Task directions:
Your answer should be a single number: the count of lines holding the word "EFFORT".
-------- Given records
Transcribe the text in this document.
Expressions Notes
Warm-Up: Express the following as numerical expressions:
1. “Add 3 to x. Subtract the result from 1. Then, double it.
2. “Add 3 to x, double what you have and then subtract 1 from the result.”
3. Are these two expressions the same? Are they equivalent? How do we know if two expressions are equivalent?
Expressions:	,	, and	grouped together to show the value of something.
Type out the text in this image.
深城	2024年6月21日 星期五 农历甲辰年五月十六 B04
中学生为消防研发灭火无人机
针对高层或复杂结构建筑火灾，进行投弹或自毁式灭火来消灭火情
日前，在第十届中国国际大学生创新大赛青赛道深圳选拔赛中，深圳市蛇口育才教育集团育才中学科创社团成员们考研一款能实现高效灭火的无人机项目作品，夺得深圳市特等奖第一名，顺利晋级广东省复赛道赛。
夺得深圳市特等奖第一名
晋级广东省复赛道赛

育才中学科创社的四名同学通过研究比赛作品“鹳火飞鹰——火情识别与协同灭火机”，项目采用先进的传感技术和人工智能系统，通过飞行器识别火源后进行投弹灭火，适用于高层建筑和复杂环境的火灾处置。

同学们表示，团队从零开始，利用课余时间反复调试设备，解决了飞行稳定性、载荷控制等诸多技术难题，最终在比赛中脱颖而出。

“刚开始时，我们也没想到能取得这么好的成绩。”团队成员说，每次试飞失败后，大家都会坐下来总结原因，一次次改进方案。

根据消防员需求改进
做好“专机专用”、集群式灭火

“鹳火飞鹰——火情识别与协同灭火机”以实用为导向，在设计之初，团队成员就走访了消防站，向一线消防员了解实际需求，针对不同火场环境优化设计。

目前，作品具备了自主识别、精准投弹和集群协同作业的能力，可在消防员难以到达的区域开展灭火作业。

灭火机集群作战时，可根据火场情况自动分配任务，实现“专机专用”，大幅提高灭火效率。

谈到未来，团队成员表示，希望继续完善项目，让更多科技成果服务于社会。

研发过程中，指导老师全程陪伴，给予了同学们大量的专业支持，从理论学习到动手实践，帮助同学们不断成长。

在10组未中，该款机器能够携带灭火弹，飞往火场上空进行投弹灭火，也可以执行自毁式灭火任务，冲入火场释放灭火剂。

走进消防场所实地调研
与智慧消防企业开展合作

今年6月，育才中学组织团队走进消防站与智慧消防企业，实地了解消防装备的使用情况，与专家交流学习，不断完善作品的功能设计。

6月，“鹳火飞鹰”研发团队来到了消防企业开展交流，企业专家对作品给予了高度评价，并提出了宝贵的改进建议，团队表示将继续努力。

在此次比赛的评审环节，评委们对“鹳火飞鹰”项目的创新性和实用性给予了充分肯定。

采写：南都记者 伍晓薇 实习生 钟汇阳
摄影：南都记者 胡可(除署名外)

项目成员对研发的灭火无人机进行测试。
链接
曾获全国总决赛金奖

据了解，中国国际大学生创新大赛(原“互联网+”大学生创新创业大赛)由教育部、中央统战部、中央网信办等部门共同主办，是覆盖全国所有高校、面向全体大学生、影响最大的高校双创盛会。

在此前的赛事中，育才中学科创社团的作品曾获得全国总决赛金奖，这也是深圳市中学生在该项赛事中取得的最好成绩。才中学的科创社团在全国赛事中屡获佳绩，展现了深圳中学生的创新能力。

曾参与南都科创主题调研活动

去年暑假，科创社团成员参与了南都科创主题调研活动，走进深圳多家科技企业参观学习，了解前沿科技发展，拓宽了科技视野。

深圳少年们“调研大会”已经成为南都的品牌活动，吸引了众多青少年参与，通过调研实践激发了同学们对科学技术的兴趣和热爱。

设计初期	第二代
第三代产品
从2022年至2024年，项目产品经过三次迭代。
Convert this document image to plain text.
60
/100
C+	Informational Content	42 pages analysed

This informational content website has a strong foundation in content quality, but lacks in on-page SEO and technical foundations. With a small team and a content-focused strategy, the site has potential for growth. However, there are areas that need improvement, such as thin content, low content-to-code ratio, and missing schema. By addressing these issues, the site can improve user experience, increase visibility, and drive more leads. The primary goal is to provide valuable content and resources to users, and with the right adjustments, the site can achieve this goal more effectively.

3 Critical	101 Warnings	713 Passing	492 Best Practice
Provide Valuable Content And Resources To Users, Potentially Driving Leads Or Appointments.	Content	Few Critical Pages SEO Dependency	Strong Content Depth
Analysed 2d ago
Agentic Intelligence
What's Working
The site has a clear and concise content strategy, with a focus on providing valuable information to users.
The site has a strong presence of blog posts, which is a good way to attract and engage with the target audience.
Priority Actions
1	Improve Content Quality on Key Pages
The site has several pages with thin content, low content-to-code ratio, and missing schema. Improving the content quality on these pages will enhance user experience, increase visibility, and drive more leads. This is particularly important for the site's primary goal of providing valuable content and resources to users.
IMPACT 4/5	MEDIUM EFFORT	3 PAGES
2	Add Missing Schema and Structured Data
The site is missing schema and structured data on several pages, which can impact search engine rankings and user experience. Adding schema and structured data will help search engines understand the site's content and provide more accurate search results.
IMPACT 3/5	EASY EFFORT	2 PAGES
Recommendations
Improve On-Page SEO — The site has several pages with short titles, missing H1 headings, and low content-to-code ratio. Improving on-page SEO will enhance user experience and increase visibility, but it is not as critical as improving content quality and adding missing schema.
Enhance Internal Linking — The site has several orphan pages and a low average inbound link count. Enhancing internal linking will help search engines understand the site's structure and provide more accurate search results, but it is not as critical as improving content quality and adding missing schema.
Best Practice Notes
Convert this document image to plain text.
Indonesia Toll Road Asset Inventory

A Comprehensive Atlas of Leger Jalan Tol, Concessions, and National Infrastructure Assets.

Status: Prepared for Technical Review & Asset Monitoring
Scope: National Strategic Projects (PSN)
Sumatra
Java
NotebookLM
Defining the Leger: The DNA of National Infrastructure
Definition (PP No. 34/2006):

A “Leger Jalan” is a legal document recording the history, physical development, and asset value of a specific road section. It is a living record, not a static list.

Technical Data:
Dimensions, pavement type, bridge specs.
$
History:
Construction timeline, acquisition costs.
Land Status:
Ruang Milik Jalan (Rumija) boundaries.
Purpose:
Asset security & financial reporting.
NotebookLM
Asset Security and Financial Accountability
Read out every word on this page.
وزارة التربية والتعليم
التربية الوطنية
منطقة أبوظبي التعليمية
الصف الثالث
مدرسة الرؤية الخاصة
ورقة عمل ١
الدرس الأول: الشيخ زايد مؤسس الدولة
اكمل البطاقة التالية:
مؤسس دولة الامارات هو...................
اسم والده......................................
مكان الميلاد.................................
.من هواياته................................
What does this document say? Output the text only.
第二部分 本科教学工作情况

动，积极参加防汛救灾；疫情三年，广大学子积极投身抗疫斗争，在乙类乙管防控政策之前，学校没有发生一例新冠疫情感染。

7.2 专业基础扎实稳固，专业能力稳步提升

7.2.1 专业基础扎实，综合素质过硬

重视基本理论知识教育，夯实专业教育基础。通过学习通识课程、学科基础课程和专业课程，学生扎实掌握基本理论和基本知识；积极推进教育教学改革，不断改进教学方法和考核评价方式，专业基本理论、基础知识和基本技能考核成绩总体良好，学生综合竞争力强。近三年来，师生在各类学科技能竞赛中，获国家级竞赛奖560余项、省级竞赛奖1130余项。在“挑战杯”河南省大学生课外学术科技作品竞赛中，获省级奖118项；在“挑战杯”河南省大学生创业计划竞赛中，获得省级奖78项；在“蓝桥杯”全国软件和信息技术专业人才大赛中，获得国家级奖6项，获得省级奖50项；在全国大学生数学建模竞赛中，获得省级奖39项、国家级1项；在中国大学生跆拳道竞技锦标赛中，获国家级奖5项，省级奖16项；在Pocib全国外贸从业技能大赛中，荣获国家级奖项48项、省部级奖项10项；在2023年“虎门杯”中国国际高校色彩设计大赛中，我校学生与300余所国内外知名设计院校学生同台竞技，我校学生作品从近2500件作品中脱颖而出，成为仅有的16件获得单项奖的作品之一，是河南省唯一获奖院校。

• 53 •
----------------
Task response:
2